**DO THIS**
Extract all lines that hold the string "life".

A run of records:
○ ○ ○

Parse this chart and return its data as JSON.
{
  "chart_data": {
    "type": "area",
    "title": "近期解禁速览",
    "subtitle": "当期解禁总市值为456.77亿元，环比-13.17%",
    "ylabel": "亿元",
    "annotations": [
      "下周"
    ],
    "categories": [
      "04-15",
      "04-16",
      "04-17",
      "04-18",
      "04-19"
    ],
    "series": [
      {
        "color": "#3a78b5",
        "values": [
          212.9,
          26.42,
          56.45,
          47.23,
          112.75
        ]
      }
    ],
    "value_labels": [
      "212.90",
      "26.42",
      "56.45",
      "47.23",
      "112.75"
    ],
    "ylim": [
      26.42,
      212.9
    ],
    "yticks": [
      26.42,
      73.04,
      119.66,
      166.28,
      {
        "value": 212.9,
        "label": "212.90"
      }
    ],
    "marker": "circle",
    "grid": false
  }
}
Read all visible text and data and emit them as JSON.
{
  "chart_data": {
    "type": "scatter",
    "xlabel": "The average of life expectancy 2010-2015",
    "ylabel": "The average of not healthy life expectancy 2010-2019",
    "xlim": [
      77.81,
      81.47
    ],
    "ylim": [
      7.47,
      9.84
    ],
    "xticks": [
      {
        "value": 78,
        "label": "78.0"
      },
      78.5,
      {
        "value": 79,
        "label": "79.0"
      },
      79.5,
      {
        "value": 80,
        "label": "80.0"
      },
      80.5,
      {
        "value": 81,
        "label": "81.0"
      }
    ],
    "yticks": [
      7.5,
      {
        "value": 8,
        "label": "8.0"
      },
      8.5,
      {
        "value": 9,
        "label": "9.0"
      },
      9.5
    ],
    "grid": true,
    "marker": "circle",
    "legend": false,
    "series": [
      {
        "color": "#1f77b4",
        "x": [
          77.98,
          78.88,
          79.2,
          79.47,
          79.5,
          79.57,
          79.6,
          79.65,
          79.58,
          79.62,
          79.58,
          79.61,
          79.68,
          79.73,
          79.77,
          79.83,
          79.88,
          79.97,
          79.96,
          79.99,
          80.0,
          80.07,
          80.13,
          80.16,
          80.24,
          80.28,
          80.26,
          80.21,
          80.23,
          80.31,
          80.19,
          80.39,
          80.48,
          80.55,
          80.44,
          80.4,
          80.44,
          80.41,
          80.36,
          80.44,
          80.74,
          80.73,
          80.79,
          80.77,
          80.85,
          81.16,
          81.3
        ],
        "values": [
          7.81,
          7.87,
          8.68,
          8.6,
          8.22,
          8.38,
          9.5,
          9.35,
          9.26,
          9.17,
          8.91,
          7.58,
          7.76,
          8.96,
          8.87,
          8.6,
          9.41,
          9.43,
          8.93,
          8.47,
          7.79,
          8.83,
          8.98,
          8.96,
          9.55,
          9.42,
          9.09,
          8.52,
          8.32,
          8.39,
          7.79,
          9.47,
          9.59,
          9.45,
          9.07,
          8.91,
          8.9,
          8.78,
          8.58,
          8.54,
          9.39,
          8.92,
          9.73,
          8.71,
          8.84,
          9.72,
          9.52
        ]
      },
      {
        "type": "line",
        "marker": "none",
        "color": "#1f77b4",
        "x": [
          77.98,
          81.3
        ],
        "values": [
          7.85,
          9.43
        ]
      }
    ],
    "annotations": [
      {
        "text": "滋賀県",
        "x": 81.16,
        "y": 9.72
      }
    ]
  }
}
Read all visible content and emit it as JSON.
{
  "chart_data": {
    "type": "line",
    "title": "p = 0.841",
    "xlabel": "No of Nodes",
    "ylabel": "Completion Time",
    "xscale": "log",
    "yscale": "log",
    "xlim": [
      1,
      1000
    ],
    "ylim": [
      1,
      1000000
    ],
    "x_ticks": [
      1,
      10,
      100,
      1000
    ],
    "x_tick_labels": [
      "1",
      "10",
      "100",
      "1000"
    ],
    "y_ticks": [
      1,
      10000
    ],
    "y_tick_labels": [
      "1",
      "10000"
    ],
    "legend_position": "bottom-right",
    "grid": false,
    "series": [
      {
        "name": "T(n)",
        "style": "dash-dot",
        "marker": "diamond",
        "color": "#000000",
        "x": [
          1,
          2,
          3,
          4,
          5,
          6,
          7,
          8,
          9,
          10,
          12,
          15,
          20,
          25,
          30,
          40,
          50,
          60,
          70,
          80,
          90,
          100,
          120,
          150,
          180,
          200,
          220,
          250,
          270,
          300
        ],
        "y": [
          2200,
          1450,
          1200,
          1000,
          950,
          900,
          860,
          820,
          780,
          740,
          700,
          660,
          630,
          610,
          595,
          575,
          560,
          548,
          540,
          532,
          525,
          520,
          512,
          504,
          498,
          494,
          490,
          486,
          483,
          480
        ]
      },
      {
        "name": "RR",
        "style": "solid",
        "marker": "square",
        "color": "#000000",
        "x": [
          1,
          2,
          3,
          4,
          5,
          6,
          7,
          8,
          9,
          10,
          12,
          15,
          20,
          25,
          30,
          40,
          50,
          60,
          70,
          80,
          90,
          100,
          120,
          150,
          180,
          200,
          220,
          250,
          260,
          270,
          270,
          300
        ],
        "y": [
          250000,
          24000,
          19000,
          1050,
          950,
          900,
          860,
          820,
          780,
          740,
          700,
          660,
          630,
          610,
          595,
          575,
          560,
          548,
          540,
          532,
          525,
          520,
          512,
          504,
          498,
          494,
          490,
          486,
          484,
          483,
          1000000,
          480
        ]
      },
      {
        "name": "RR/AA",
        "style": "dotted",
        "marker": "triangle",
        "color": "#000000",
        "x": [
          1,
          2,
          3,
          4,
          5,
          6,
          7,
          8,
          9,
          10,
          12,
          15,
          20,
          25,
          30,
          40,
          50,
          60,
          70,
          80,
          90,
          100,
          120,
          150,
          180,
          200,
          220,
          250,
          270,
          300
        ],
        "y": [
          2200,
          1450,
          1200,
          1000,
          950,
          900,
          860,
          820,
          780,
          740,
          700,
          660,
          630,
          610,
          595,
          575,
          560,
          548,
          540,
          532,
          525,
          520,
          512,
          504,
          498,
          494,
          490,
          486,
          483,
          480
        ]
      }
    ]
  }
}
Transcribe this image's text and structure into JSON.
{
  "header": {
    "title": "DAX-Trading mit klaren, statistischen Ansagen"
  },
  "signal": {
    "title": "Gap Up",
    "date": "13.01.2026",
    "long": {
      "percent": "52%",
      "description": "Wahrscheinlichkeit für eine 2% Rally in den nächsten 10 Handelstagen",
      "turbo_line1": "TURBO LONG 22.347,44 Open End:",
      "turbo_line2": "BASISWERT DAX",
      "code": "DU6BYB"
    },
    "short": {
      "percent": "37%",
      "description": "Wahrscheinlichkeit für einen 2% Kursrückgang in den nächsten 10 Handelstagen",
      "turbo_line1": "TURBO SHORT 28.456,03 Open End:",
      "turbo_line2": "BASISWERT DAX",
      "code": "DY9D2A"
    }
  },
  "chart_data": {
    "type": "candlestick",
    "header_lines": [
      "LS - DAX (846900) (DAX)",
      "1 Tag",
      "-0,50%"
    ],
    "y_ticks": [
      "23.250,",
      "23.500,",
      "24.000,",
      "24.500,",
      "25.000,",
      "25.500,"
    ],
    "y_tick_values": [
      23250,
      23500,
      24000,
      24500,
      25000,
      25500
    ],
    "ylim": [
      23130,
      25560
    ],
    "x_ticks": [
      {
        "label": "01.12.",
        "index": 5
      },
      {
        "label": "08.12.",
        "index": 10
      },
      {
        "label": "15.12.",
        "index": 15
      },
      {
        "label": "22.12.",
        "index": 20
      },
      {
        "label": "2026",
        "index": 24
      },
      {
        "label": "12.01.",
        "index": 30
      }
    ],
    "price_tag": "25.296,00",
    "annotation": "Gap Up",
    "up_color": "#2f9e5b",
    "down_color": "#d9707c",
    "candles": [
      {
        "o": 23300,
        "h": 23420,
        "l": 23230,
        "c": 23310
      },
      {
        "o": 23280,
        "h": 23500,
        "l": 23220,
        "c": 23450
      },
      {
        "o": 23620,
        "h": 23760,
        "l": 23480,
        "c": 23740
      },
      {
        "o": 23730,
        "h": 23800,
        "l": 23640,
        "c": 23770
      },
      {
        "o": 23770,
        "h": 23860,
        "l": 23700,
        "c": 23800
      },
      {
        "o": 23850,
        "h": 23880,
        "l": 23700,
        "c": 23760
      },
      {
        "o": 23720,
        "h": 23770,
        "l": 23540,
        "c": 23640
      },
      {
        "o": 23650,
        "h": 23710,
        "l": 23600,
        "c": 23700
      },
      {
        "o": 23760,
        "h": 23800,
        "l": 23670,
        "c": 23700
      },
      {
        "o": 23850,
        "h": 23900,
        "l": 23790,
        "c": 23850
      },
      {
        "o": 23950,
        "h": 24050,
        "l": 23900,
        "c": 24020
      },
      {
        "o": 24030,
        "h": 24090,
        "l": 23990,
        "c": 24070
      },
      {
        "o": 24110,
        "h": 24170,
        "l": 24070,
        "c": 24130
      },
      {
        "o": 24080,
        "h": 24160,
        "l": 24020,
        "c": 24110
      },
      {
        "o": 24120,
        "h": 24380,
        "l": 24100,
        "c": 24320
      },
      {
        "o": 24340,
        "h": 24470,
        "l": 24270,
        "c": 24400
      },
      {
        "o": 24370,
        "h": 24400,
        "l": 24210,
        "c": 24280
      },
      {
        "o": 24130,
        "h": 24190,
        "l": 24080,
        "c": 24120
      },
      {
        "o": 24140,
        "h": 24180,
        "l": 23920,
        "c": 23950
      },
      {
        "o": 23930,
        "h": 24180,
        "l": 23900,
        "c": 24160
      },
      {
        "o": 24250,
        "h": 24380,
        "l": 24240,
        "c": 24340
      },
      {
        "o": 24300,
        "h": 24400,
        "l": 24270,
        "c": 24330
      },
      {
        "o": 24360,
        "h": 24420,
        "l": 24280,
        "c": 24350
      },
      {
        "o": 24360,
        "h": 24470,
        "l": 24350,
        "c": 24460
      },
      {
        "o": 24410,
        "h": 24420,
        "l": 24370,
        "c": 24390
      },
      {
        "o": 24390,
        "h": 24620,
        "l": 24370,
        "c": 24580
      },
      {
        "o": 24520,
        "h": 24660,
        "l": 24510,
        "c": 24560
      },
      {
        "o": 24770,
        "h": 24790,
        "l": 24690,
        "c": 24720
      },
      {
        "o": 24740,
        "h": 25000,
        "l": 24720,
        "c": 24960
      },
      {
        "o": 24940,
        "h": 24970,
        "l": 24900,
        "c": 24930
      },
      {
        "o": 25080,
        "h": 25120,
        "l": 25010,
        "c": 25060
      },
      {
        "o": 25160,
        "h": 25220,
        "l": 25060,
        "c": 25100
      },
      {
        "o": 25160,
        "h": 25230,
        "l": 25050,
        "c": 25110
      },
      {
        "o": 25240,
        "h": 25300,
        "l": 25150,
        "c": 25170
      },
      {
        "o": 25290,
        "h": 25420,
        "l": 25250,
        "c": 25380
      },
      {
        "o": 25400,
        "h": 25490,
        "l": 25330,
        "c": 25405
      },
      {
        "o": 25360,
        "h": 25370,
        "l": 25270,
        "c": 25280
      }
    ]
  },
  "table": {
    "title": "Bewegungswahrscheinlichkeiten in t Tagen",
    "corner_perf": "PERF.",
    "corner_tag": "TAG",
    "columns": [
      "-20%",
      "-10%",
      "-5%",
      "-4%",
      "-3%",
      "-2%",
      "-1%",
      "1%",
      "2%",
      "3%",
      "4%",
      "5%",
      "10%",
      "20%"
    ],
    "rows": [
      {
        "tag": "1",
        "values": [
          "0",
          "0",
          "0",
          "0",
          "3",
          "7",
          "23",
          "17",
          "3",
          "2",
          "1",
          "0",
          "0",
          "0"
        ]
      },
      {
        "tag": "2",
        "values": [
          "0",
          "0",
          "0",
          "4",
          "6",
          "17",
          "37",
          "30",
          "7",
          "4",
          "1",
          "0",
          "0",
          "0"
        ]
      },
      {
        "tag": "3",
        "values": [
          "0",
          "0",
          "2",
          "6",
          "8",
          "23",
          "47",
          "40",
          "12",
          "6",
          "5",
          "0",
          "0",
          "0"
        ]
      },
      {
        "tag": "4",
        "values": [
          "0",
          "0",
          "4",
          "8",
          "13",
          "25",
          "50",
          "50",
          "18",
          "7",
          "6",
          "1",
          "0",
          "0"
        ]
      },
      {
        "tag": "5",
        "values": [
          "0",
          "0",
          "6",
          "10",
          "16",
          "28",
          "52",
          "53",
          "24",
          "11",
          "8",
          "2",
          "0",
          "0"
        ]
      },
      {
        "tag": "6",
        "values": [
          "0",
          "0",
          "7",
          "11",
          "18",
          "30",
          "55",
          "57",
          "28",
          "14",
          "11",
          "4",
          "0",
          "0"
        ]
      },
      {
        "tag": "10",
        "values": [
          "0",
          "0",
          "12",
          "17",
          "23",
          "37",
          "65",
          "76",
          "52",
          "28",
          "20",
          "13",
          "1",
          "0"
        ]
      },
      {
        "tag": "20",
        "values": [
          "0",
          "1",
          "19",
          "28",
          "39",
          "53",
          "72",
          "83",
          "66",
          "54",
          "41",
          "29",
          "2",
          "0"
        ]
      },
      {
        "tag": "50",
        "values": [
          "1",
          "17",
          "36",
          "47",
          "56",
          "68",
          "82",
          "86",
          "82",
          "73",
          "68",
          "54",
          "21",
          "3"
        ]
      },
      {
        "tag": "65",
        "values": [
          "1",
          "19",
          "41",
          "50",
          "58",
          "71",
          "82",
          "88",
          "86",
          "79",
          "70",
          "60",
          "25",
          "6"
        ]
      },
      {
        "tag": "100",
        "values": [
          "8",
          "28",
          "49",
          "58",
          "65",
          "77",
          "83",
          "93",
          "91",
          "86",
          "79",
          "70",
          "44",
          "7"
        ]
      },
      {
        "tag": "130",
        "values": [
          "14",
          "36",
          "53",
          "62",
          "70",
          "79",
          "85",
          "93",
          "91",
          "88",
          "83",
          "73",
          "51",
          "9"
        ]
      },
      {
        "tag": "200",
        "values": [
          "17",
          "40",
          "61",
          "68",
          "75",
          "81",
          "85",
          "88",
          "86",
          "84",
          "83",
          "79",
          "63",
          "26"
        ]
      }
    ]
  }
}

○ ○ ○

**TASK RESPONSE**
    "xlabel": "The average of life expectancy 2010-2015",
    "ylabel": "The average of not healthy life expectancy 2010-2019",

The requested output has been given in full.